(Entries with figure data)
------

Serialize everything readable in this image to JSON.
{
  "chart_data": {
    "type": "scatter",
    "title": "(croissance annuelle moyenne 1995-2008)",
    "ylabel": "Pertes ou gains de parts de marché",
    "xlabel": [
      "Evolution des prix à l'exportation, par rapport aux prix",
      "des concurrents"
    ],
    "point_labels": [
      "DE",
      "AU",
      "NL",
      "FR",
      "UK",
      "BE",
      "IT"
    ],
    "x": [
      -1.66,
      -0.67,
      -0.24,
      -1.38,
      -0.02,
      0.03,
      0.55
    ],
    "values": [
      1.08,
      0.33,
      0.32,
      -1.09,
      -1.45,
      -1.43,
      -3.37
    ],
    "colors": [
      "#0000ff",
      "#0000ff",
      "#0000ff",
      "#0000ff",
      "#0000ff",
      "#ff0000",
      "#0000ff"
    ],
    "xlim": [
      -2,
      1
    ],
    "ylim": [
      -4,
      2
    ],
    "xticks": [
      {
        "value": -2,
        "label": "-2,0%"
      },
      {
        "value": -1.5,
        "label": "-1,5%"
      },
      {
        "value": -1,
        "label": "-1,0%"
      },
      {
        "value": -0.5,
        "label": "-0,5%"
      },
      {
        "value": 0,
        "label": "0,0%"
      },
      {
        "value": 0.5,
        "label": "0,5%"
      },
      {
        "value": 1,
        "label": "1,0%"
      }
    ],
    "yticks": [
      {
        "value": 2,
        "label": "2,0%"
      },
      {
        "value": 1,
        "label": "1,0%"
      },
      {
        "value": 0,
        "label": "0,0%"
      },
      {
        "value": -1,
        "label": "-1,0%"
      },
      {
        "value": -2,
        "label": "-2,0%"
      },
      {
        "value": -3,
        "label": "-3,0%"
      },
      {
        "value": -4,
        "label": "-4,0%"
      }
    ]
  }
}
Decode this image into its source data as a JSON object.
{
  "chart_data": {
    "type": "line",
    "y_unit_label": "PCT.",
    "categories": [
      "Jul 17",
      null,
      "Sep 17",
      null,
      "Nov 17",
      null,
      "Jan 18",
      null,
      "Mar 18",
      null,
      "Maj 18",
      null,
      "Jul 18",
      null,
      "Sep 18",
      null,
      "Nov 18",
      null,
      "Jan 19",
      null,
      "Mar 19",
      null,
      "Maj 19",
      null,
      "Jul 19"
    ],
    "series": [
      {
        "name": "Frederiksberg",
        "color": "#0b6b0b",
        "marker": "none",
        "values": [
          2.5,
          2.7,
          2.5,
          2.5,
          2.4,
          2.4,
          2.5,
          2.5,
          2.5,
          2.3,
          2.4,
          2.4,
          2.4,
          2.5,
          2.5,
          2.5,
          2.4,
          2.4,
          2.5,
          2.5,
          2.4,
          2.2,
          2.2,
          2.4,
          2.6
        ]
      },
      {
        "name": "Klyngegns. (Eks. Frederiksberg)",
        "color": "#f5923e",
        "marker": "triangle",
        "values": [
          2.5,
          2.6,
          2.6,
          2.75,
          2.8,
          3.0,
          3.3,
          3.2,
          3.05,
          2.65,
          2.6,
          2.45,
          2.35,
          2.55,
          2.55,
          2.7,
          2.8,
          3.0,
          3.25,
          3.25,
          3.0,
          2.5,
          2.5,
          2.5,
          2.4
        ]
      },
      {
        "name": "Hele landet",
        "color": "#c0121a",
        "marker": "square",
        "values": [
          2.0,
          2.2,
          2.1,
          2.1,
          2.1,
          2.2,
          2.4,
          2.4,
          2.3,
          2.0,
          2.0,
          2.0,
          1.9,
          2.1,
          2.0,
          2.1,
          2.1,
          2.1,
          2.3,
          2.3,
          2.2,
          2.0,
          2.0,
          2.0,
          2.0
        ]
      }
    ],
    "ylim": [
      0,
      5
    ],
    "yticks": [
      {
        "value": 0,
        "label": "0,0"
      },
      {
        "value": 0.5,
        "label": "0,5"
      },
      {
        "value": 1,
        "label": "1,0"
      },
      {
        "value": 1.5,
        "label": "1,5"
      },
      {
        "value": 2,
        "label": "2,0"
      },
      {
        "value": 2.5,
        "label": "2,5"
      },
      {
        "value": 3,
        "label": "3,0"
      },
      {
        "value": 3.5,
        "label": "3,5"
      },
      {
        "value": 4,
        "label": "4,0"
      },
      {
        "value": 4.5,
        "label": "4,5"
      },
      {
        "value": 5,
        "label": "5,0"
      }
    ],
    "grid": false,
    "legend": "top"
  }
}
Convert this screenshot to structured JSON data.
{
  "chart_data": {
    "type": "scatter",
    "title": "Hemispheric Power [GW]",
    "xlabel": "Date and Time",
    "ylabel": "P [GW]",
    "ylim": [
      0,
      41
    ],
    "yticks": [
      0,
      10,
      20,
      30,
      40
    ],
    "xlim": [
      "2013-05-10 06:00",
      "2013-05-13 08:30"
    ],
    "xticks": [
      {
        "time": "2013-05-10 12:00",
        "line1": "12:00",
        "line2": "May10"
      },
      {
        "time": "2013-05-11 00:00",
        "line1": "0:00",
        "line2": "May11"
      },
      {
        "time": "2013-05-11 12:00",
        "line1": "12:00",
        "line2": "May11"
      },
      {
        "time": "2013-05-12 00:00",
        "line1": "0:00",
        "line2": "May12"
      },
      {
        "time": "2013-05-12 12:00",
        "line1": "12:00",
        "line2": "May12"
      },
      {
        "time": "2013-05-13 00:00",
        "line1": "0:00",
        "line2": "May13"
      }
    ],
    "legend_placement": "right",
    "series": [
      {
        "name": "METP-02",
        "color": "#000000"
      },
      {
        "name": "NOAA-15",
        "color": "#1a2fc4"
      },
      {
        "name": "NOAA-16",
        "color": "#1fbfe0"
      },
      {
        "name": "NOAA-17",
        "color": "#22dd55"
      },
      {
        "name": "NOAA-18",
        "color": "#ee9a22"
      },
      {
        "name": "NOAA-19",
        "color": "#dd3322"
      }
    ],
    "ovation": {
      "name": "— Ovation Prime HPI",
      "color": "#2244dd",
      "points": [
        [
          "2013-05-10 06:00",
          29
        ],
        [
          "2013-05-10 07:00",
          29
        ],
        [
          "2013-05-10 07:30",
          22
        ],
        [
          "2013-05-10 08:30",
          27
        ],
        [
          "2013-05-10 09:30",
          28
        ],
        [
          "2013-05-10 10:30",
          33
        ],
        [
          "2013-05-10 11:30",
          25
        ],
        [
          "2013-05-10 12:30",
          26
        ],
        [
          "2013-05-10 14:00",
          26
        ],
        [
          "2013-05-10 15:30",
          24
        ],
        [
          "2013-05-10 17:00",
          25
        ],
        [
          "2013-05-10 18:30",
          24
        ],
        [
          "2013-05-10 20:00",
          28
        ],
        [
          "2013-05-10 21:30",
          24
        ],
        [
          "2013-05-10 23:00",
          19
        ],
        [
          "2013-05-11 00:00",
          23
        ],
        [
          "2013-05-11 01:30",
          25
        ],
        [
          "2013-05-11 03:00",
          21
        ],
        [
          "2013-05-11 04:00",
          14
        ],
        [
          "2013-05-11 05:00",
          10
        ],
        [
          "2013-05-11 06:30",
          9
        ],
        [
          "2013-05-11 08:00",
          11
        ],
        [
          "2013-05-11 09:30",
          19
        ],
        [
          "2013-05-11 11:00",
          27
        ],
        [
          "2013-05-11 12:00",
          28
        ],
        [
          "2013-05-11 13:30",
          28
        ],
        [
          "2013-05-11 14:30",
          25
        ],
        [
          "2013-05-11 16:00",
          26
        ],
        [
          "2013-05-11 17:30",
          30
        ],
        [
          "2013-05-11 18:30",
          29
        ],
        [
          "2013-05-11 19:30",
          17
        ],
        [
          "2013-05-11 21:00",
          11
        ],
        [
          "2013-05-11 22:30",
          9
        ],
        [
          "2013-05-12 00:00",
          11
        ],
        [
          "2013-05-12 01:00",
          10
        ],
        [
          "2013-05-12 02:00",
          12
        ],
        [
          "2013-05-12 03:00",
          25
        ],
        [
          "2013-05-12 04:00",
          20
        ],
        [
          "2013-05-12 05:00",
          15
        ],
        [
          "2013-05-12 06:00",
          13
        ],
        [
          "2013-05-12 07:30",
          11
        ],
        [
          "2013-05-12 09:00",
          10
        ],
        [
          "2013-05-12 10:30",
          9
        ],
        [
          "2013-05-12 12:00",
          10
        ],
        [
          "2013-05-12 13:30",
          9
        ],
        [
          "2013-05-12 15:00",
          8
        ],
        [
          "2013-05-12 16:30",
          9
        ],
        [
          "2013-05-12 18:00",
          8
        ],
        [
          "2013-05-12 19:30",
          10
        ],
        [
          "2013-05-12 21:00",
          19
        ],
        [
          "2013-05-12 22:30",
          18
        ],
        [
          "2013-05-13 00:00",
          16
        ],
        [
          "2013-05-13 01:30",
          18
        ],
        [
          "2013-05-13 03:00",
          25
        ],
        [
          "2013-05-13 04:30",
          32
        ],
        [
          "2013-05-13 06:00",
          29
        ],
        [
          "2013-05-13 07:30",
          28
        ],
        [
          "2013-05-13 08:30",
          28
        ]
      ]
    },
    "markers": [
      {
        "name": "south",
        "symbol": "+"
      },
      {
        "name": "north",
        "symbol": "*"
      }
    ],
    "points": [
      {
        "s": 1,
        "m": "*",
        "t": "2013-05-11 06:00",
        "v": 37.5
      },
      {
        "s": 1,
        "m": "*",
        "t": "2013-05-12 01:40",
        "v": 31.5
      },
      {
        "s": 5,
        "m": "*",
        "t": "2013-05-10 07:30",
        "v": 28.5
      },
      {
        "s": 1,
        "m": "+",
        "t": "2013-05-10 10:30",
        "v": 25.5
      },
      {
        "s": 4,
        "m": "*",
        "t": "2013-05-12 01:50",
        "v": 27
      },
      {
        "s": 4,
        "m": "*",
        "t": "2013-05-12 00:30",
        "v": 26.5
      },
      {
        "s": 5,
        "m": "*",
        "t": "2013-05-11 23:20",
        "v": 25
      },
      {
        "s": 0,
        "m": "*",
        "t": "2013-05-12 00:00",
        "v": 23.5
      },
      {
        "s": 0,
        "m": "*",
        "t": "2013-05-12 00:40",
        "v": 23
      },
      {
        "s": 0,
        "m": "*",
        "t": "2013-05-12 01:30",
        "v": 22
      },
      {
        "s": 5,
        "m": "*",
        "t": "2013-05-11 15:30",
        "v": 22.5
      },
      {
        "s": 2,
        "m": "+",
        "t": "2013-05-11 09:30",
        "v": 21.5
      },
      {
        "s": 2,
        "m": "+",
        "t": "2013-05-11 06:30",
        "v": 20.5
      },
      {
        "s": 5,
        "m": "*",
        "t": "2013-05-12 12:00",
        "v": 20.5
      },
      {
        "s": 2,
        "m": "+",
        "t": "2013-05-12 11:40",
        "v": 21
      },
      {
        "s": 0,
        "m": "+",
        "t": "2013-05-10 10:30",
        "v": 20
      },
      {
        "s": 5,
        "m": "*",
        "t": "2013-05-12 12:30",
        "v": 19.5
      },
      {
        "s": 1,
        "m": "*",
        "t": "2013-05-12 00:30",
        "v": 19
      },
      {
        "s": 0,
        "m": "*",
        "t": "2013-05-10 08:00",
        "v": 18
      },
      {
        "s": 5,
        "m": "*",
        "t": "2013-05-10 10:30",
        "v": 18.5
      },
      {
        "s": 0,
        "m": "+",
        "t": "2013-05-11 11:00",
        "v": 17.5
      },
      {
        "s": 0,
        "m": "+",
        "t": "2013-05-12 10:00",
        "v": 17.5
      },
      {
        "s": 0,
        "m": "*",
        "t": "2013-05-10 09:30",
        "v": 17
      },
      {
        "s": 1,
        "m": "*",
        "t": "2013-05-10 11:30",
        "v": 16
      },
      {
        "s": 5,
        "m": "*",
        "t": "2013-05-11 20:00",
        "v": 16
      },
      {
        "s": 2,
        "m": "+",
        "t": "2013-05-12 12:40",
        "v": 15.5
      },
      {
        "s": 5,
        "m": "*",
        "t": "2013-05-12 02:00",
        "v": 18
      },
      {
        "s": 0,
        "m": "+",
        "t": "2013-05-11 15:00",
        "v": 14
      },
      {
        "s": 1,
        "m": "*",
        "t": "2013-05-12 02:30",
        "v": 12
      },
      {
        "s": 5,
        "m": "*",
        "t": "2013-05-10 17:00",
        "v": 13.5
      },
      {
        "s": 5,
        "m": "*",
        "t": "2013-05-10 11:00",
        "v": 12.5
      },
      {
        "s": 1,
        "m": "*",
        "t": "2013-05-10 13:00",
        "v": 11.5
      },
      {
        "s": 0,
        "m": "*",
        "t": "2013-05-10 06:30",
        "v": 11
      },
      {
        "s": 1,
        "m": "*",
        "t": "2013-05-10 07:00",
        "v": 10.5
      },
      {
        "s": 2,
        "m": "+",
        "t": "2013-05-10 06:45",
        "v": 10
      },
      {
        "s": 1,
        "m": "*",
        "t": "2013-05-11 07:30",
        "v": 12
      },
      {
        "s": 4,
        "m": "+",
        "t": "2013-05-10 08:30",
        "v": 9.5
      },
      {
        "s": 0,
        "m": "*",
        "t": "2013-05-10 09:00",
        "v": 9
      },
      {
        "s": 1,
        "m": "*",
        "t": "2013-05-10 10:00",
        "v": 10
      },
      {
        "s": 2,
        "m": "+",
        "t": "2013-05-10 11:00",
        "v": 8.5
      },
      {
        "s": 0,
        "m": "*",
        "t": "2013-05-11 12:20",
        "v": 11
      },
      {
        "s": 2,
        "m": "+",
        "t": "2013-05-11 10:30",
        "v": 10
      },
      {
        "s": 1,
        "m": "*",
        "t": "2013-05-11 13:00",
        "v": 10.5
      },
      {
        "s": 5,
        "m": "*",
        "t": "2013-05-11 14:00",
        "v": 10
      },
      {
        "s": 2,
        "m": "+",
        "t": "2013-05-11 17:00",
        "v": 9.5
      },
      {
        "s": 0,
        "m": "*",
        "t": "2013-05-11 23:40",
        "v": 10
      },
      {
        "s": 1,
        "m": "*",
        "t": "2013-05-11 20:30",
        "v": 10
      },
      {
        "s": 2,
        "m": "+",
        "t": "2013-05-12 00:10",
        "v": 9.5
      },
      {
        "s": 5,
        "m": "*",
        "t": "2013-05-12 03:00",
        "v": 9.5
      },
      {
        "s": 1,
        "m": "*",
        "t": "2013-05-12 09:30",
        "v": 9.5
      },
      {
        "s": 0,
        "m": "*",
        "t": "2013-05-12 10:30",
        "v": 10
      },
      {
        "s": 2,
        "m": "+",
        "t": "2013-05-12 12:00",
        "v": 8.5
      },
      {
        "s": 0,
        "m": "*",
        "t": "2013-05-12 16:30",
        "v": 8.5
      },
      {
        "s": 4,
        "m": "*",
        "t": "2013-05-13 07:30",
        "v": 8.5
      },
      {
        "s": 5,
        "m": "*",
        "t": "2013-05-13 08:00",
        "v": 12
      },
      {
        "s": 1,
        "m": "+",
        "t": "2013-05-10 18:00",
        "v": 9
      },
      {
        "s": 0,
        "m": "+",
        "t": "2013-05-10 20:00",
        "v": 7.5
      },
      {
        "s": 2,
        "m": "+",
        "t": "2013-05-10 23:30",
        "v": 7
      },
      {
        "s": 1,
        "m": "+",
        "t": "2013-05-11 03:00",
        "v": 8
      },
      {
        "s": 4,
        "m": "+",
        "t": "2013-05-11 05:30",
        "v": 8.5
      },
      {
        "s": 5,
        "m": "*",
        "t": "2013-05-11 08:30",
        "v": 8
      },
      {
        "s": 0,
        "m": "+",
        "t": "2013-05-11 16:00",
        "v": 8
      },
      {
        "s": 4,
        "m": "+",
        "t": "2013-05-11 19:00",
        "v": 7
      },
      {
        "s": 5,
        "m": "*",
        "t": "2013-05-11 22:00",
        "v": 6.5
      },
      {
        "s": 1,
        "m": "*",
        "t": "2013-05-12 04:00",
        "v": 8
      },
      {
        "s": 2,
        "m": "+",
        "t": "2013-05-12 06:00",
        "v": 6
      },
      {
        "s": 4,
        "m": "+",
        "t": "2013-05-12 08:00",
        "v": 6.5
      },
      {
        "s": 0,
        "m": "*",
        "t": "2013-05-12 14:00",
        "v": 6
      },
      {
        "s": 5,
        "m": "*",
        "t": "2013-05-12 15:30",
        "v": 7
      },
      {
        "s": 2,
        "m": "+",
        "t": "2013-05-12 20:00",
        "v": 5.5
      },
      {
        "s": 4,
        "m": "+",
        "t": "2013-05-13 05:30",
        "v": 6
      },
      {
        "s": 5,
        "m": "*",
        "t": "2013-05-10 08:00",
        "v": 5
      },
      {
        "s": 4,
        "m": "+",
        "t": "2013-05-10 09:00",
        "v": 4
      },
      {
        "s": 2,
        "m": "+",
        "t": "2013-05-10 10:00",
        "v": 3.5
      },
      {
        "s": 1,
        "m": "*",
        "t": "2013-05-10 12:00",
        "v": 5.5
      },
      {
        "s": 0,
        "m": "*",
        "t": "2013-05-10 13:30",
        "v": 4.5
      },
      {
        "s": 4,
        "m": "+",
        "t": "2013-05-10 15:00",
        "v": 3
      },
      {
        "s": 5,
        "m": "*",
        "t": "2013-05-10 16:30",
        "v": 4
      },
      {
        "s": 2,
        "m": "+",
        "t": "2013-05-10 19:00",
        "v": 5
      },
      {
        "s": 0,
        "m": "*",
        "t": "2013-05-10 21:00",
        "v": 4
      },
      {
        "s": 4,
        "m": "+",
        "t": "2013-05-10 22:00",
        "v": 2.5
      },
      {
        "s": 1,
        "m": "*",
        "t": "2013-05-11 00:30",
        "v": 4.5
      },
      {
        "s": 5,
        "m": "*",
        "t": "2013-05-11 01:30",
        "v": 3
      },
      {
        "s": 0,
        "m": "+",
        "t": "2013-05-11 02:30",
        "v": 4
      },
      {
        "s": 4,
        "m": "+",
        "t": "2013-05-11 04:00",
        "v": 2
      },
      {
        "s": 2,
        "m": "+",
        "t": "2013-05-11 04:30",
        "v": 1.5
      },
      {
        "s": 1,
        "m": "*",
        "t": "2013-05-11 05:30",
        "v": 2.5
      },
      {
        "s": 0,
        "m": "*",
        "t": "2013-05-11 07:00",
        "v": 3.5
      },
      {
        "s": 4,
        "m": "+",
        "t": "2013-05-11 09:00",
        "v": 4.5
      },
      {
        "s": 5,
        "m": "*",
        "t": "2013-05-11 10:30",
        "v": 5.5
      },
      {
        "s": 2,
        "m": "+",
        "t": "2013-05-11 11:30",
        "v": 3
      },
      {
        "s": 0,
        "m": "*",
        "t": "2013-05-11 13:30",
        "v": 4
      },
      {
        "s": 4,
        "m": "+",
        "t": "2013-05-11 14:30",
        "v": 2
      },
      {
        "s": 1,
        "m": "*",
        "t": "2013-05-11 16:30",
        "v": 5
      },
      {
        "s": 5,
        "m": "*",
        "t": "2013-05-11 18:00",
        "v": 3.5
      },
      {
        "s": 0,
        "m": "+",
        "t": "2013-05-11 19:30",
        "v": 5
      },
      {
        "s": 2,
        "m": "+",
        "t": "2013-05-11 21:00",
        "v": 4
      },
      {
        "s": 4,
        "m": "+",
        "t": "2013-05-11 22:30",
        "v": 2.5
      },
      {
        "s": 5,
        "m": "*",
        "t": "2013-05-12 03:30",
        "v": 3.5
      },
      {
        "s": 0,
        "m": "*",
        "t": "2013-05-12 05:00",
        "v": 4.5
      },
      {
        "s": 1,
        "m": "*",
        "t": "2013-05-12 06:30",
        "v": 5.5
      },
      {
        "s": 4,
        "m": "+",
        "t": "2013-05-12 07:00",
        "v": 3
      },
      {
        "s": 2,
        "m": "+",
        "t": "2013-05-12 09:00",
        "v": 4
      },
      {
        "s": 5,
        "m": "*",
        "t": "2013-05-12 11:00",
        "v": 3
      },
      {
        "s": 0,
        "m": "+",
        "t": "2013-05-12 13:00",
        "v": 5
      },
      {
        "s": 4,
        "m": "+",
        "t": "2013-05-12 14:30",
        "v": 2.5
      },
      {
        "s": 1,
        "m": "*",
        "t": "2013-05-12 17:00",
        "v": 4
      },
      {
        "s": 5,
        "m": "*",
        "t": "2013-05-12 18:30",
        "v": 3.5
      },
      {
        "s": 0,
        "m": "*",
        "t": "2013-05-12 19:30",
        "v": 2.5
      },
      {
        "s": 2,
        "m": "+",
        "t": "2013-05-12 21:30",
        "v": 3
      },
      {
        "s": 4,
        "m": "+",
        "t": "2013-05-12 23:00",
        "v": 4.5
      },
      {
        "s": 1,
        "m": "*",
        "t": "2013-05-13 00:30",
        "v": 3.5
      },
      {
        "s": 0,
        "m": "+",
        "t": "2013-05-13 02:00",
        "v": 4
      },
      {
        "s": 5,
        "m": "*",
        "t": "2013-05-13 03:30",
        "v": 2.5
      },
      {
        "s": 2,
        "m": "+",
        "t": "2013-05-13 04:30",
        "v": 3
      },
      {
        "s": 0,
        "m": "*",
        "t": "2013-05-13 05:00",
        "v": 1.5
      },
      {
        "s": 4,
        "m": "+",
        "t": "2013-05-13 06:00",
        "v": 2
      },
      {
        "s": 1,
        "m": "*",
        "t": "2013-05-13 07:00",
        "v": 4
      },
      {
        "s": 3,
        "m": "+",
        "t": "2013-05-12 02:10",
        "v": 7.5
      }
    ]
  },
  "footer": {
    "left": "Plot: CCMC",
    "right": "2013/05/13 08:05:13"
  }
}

------

(Given instruction) Locate all lines in the listing above with the word "title". Copy them.

(Task solution)
    "title": "(croissance annuelle moyenne 1995-2008)",
    "title": "Hemispheric Power [GW]",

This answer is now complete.